WHAT TO WORK ON: Render the following material again verbatim, leaving nothing out.
>> Start DATA
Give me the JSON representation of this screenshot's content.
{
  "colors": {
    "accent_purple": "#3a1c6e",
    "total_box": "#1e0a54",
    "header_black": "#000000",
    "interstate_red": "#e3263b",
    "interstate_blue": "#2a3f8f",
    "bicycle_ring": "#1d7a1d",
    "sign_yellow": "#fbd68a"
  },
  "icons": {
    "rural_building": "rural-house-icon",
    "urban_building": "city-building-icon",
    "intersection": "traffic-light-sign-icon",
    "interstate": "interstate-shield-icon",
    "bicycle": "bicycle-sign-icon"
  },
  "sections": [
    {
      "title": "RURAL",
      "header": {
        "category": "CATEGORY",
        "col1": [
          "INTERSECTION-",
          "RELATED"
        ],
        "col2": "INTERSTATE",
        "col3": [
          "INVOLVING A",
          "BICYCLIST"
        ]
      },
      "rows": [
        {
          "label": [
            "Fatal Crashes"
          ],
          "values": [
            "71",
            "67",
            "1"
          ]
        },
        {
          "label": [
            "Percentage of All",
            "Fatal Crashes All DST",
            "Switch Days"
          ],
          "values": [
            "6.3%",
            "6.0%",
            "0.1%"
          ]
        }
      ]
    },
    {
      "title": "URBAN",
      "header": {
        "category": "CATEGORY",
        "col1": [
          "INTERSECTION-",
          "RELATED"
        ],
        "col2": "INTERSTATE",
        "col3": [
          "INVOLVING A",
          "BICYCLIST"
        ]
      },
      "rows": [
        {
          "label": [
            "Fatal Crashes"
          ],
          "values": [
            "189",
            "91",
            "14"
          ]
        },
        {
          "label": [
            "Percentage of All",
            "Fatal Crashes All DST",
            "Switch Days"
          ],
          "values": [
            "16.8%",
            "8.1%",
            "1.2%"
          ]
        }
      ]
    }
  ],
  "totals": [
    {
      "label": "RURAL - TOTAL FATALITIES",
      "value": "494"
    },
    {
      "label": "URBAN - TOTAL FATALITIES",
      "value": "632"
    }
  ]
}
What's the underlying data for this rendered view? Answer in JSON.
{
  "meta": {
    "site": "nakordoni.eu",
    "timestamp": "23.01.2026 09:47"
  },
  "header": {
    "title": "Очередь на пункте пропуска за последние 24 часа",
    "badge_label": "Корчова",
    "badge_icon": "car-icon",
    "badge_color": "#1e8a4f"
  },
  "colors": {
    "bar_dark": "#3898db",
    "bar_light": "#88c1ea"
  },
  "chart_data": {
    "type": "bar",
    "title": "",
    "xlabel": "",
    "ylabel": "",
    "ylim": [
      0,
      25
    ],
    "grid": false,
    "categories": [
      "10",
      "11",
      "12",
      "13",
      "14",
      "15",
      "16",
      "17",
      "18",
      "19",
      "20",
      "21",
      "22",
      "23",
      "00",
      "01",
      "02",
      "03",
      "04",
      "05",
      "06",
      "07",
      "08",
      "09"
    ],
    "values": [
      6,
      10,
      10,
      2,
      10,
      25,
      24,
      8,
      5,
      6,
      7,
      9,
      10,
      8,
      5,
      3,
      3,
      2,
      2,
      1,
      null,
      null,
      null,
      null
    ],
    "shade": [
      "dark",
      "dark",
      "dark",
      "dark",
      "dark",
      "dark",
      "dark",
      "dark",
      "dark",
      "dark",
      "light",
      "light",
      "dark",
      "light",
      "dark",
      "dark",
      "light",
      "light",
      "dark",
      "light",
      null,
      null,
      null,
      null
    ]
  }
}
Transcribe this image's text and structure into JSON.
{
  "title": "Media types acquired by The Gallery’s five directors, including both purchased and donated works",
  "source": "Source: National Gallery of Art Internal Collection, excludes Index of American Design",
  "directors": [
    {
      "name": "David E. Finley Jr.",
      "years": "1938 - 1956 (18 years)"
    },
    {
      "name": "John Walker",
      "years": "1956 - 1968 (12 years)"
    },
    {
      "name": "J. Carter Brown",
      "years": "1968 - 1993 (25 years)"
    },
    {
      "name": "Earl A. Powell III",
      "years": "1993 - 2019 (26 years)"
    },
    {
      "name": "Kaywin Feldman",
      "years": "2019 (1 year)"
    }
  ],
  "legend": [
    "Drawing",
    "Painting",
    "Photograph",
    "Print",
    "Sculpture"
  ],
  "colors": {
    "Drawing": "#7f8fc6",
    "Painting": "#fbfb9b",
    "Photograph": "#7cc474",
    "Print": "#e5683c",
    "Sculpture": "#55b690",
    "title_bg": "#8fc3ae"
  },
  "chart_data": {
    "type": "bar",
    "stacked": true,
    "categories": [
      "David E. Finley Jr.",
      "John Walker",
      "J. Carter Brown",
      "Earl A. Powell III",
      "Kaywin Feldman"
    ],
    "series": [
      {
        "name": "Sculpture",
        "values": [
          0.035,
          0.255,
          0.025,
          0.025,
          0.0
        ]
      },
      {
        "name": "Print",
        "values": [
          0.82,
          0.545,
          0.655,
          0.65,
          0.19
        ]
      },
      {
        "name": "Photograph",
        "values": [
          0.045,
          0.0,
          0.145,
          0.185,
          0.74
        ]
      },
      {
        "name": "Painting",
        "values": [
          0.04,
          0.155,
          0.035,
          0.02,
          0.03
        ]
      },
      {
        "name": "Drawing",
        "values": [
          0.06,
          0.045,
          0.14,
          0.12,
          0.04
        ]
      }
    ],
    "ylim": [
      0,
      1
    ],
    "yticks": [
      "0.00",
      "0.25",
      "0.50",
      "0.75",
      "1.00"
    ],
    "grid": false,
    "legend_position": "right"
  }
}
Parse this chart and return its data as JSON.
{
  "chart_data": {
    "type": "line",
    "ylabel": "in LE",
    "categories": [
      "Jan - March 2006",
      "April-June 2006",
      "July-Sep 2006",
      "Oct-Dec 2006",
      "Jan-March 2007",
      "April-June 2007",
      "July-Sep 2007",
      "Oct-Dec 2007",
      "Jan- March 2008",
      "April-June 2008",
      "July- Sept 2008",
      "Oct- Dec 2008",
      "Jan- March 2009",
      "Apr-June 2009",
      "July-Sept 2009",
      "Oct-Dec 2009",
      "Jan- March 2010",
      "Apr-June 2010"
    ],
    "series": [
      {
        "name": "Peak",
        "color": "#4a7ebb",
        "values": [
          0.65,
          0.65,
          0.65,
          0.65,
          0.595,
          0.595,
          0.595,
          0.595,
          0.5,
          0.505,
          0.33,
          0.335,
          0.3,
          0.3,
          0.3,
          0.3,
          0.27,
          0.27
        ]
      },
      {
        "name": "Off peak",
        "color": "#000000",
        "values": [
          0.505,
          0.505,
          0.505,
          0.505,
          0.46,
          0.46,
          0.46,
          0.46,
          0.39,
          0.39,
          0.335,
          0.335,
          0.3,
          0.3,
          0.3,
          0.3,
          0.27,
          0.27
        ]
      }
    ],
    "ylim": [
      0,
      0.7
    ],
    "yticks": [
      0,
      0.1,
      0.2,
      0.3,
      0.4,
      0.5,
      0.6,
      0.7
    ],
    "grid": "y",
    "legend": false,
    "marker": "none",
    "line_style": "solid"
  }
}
>> End DATA
OUTPUT OF THE EXERCISE:
Give me the JSON representation of this screenshot's content.
{
  "colors": {
    "accent_purple": "#3a1c6e",
    "total_box": "#1e0a54",
    "header_black": "#000000",
    "interstate_red": "#e3263b",
    "interstate_blue": "#2a3f8f",
    "bicycle_ring": "#1d7a1d",
    "sign_yellow": "#fbd68a"
  },
  "icons": {
    "rural_building": "rural-house-icon",
    "urban_building": "city-building-icon",
    "intersection": "traffic-light-sign-icon",
    "interstate": "interstate-shield-icon",
    "bicycle": "bicycle-sign-icon"
  },
  "sections": [
    {
      "title": "RURAL",
      "header": {
        "category": "CATEGORY",
        "col1": [
          "INTERSECTION-",
          "RELATED"
        ],
        "col2": "INTERSTATE",
        "col3": [
          "INVOLVING A",
          "BICYCLIST"
        ]
      },
      "rows": [
        {
          "label": [
            "Fatal Crashes"
          ],
          "values": [
            "71",
            "67",
            "1"
          ]
        },
        {
          "label": [
            "Percentage of All",
            "Fatal Crashes All DST",
            "Switch Days"
          ],
          "values": [
            "6.3%",
            "6.0%",
            "0.1%"
          ]
        }
      ]
    },
    {
      "title": "URBAN",
      "header": {
        "category": "CATEGORY",
        "col1": [
          "INTERSECTION-",
          "RELATED"
        ],
        "col2": "INTERSTATE",
        "col3": [
          "INVOLVING A",
          "BICYCLIST"
        ]
      },
      "rows": [
        {
          "label": [
            "Fatal Crashes"
          ],
          "values": [
            "189",
            "91",
            "14"
          ]
        },
        {
          "label": [
            "Percentage of All",
            "Fatal Crashes All DST",
            "Switch Days"
          ],
          "values": [
            "16.8%",
            "8.1%",
            "1.2%"
          ]
        }
      ]
    }
  ],
  "totals": [
    {
      "label": "RURAL - TOTAL FATALITIES",
      "value": "494"
    },
    {
      "label": "URBAN - TOTAL FATALITIES",
      "value": "632"
    }
  ]
}
What's the underlying data for this rendered view? Answer in JSON.
{
  "meta": {
    "site": "nakordoni.eu",
    "timestamp": "23.01.2026 09:47"
  },
  "header": {
    "title": "Очередь на пункте пропуска за последние 24 часа",
    "badge_label": "Корчова",
    "badge_icon": "car-icon",
    "badge_color": "#1e8a4f"
  },
  "colors": {
    "bar_dark": "#3898db",
    "bar_light": "#88c1ea"
  },
  "chart_data": {
    "type": "bar",
    "title": "",
    "xlabel": "",
    "ylabel": "",
    "ylim": [
      0,
      25
    ],
    "grid": false,
    "categories": [
      "10",
      "11",
      "12",
      "13",
      "14",
      "15",
      "16",
      "17",
      "18",
      "19",
      "20",
      "21",
      "22",
      "23",
      "00",
      "01",
      "02",
      "03",
      "04",
      "05",
      "06",
      "07",
      "08",
      "09"
    ],
    "values": [
      6,
      10,
      10,
      2,
      10,
      25,
      24,
      8,
      5,
      6,
      7,
      9,
      10,
      8,
      5,
      3,
      3,
      2,
      2,
      1,
      null,
      null,
      null,
      null
    ],
    "shade": [
      "dark",
      "dark",
      "dark",
      "dark",
      "dark",
      "dark",
      "dark",
      "dark",
      "dark",
      "dark",
      "light",
      "light",
      "dark",
      "light",
      "dark",
      "dark",
      "light",
      "light",
      "dark",
      "light",
      null,
      null,
      null,
      null
    ]
  }
}
Transcribe this image's text and structure into JSON.
{
  "title": "Media types acquired by The Gallery’s five directors, including both purchased and donated works",
  "source": "Source: National Gallery of Art Internal Collection, excludes Index of American Design",
  "directors": [
    {
      "name": "David E. Finley Jr.",
      "years": "1938 - 1956 (18 years)"
    },
    {
      "name": "John Walker",
      "years": "1956 - 1968 (12 years)"
    },
    {
      "name": "J. Carter Brown",
      "years": "1968 - 1993 (25 years)"
    },
    {
      "name": "Earl A. Powell III",
      "years": "1993 - 2019 (26 years)"
    },
    {
      "name": "Kaywin Feldman",
      "years": "2019 (1 year)"
    }
  ],
  "legend": [
    "Drawing",
    "Painting",
    "Photograph",
    "Print",
    "Sculpture"
  ],
  "colors": {
    "Drawing": "#7f8fc6",
    "Painting": "#fbfb9b",
    "Photograph": "#7cc474",
    "Print": "#e5683c",
    "Sculpture": "#55b690",
    "title_bg": "#8fc3ae"
  },
  "chart_data": {
    "type": "bar",
    "stacked": true,
    "categories": [
      "David E. Finley Jr.",
      "John Walker",
      "J. Carter Brown",
      "Earl A. Powell III",
      "Kaywin Feldman"
    ],
    "series": [
      {
        "name": "Sculpture",
        "values": [
          0.035,
          0.255,
          0.025,
          0.025,
          0.0
        ]
      },
      {
        "name": "Print",
        "values": [
          0.82,
          0.545,
          0.655,
          0.65,
          0.19
        ]
      },
      {
        "name": "Photograph",
        "values": [
          0.045,
          0.0,
          0.145,
          0.185,
          0.74
        ]
      },
      {
        "name": "Painting",
        "values": [
          0.04,
          0.155,
          0.035,
          0.02,
          0.03
        ]
      },
      {
        "name": "Drawing",
        "values": [
          0.06,
          0.045,
          0.14,
          0.12,
          0.04
        ]
      }
    ],
    "ylim": [
      0,
      1
    ],
    "yticks": [
      "0.00",
      "0.25",
      "0.50",
      "0.75",
      "1.00"
    ],
    "grid": false,
    "legend_position": "right"
  }
}
Parse this chart and return its data as JSON.
{
  "chart_data": {
    "type": "line",
    "ylabel": "in LE",
    "categories": [
      "Jan - March 2006",
      "April-June 2006",
      "July-Sep 2006",
      "Oct-Dec 2006",
      "Jan-March 2007",
      "April-June 2007",
      "July-Sep 2007",
      "Oct-Dec 2007",
      "Jan- March 2008",
      "April-June 2008",
      "July- Sept 2008",
      "Oct- Dec 2008",
      "Jan- March 2009",
      "Apr-June 2009",
      "July-Sept 2009",
      "Oct-Dec 2009",
      "Jan- March 2010",
      "Apr-June 2010"
    ],
    "series": [
      {
        "name": "Peak",
        "color": "#4a7ebb",
        "values": [
          0.65,
          0.65,
          0.65,
          0.65,
          0.595,
          0.595,
          0.595,
          0.595,
          0.5,
          0.505,
          0.33,
          0.335,
          0.3,
          0.3,
          0.3,
          0.3,
          0.27,
          0.27
        ]
      },
      {
        "name": "Off peak",
        "color": "#000000",
        "values": [
          0.505,
          0.505,
          0.505,
          0.505,
          0.46,
          0.46,
          0.46,
          0.46,
          0.39,
          0.39,
          0.335,
          0.335,
          0.3,
          0.3,
          0.3,
          0.3,
          0.27,
          0.27
        ]
      }
    ],
    "ylim": [
      0,
      0.7
    ],
    "yticks": [
      0,
      0.1,
      0.2,
      0.3,
      0.4,
      0.5,
      0.6,
      0.7
    ],
    "grid": "y",
    "legend": false,
    "marker": "none",
    "line_style": "solid"
  }
}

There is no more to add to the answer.